- ASSIGNED TASK: Extract all lines that hold "erforderlichen" from the records below.

- DATASET RECORDS:
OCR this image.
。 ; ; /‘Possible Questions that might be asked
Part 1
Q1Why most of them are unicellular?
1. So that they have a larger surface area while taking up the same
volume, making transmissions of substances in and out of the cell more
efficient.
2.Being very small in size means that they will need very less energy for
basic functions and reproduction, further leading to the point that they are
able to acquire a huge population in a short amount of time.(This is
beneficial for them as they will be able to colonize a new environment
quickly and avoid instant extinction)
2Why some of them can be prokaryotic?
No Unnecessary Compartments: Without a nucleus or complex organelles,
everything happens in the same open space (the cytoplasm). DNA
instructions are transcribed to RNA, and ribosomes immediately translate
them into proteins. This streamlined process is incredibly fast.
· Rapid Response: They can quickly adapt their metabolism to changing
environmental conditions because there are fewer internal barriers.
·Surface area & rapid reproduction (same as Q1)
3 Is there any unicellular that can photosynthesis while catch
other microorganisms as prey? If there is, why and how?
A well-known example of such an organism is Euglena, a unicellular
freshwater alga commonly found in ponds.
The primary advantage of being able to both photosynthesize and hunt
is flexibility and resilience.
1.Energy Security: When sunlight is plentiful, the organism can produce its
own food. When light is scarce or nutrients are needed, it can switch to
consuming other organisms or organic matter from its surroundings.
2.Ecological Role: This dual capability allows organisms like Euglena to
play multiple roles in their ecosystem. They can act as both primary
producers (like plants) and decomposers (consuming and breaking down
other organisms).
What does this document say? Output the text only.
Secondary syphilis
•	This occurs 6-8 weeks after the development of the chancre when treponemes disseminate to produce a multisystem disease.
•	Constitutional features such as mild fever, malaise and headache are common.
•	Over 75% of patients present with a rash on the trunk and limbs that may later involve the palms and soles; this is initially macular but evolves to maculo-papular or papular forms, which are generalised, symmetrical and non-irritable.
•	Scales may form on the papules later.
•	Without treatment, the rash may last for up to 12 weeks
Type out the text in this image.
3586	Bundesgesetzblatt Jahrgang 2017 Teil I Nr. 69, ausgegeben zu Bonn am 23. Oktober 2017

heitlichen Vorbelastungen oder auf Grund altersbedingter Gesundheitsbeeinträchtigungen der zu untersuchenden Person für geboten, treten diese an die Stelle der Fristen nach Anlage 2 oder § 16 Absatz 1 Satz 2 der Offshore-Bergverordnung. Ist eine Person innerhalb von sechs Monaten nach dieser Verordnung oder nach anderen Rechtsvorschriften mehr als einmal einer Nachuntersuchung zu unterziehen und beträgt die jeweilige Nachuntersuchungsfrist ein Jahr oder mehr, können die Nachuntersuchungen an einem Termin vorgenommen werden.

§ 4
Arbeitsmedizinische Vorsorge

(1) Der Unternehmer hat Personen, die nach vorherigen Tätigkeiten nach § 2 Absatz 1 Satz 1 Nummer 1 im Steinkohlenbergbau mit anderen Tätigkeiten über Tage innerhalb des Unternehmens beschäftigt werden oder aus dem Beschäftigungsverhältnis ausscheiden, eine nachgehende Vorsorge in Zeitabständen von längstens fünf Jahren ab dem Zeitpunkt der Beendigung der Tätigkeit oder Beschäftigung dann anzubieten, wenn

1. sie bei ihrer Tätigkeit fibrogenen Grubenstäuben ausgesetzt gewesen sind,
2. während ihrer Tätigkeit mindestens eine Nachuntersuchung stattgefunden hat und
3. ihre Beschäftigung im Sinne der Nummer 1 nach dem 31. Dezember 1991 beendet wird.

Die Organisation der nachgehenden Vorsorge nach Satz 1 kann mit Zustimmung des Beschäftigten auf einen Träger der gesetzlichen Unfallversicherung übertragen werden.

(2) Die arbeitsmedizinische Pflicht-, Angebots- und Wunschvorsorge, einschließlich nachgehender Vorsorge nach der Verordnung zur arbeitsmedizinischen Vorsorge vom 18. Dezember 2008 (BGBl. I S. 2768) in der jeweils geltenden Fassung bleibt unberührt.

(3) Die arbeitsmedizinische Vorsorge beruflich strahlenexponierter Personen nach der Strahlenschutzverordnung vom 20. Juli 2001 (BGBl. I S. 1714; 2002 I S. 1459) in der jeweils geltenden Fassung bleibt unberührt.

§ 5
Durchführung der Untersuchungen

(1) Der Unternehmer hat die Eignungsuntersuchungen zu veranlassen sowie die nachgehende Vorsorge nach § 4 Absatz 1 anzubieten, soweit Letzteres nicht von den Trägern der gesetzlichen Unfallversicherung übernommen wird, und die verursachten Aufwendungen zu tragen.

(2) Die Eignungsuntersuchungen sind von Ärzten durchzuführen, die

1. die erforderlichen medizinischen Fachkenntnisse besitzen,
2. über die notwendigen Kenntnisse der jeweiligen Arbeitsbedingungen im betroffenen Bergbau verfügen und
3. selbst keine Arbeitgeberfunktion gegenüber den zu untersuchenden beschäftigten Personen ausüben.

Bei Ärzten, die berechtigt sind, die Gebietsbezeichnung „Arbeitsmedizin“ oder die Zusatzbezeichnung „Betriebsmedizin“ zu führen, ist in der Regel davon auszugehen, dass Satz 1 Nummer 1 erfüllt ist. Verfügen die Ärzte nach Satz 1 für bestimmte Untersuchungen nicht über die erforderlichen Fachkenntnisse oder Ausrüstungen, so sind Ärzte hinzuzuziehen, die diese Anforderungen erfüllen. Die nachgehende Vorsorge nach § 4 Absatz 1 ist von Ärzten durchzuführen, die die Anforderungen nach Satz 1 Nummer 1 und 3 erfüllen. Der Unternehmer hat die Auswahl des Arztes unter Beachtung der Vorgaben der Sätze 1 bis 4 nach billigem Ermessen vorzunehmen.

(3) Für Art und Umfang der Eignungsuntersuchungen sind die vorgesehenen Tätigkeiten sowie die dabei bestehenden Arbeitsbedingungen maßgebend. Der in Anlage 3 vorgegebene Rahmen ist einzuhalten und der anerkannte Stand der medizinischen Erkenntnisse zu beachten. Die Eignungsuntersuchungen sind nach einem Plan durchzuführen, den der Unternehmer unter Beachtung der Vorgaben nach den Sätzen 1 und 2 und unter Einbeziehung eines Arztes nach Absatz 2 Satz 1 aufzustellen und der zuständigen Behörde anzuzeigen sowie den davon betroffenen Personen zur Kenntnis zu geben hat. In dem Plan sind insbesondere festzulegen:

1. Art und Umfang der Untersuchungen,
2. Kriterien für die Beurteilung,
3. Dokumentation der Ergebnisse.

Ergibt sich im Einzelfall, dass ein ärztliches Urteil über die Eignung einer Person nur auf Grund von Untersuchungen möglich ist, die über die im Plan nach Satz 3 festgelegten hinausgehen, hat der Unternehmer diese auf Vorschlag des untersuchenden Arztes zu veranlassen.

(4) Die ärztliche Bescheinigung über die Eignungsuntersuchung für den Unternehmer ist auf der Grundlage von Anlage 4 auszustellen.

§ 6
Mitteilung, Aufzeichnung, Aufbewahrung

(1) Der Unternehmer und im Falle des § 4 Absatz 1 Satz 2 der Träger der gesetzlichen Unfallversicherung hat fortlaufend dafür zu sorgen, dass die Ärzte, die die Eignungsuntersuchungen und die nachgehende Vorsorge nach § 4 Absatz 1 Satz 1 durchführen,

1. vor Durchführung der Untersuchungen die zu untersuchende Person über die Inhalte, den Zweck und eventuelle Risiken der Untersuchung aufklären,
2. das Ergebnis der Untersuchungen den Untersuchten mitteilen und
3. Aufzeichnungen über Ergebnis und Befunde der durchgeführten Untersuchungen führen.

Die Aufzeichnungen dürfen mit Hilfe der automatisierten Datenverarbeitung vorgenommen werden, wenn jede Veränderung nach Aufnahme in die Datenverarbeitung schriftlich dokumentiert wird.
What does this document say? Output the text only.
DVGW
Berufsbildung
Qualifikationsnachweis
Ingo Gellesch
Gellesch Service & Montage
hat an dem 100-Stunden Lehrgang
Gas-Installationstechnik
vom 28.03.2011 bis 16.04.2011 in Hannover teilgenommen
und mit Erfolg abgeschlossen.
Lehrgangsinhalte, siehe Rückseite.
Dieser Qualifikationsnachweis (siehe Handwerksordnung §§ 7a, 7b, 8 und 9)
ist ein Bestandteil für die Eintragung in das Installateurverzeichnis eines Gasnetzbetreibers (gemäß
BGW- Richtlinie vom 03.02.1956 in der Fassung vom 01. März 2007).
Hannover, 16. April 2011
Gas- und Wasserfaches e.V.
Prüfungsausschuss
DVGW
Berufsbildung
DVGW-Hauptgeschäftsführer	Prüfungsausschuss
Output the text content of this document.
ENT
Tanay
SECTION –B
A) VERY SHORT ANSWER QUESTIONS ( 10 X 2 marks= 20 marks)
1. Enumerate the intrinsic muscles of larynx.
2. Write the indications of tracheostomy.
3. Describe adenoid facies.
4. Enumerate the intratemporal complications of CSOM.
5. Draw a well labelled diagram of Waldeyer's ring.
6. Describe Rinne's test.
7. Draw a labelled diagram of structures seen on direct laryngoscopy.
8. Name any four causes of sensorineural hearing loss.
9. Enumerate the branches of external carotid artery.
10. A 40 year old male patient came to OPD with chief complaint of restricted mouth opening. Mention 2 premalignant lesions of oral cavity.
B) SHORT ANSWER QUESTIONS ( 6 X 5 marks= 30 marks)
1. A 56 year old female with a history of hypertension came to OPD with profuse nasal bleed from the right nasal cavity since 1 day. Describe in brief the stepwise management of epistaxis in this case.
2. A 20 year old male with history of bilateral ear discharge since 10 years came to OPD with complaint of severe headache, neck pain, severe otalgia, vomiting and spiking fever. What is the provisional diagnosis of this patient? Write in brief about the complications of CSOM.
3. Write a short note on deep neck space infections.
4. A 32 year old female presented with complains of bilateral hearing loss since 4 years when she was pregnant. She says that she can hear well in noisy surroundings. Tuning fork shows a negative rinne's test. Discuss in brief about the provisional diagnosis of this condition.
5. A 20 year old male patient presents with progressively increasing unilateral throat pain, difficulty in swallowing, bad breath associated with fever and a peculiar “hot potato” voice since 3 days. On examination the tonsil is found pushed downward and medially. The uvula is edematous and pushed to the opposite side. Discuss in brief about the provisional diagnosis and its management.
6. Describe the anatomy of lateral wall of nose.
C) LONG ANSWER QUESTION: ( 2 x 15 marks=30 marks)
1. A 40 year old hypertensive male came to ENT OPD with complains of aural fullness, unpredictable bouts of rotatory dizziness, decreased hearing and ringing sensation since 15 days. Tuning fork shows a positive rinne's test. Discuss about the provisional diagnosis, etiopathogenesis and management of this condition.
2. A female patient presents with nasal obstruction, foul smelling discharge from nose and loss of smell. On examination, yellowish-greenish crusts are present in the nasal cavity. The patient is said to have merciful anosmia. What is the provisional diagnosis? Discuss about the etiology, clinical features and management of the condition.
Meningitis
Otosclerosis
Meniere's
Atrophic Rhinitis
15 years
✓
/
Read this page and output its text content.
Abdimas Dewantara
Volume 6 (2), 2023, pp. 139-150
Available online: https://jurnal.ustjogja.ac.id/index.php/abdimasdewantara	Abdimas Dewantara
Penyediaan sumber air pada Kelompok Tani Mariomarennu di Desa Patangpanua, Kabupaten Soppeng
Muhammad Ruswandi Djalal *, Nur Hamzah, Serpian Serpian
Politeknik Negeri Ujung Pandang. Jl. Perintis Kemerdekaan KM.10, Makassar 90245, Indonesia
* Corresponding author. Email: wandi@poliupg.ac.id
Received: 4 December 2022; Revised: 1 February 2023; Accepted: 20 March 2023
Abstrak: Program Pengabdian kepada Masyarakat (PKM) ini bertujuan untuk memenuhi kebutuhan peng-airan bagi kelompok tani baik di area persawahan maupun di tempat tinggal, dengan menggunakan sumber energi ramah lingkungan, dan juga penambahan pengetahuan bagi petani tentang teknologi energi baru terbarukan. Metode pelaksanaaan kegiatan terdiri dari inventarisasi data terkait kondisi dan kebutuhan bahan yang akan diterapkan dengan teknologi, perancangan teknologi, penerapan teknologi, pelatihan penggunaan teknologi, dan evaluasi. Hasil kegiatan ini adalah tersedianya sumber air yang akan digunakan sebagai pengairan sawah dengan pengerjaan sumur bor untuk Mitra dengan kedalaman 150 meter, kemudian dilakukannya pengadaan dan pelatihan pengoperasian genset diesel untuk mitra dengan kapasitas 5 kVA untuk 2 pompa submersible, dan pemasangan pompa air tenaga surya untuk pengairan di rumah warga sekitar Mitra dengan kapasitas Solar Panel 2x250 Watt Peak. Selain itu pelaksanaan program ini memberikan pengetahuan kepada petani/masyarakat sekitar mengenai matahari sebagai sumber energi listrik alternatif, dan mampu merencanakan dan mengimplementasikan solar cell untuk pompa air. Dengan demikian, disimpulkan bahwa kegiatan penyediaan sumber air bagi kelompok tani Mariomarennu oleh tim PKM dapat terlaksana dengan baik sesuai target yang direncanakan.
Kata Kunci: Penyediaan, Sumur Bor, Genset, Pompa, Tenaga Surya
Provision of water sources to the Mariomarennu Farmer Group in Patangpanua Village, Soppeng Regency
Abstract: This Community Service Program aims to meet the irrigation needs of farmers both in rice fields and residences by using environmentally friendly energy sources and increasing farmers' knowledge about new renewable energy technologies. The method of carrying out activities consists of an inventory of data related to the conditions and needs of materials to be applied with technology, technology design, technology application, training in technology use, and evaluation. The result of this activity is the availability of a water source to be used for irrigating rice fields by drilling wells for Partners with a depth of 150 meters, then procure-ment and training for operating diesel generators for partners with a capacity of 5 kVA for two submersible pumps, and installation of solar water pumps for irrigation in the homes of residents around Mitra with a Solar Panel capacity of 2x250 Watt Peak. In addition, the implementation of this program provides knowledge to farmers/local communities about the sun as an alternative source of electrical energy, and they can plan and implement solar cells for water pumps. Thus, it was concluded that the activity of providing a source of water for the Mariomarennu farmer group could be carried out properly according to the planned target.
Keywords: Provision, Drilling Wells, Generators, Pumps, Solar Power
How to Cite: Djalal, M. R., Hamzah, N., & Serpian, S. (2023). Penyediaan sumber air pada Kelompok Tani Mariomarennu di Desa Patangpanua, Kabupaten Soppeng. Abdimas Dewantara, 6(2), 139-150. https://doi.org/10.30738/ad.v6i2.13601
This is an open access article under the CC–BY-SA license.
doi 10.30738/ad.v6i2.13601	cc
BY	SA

- ANSWER SECTION:
1. die erforderlichen medizinischen Fachkenntnisse besitzen,
Bei Ärzten, die berechtigt sind, die Gebietsbezeichnung „Arbeitsmedizin“ oder die Zusatzbezeichnung „Betriebsmedizin“ zu führen, ist in der Regel davon auszugehen, dass Satz 1 Nummer 1 erfüllt ist. Verfügen die Ärzte nach Satz 1 für bestimmte Untersuchungen nicht über die erforderlichen Fachkenntnisse oder Ausrüstungen, so sind Ärzte hinzuzuziehen, die diese Anforderungen erfüllen. Die nachgehende Vorsorge nach § 4 Absatz 1 ist von Ärzten durchzuführen, die die Anforderungen nach Satz 1 Nummer 1 und 3 erfüllen. Der Unternehmer hat die Auswahl des Arztes unter Beachtung der Vorgaben der Sätze 1 bis 4 nach billigem Ermessen vorzunehmen.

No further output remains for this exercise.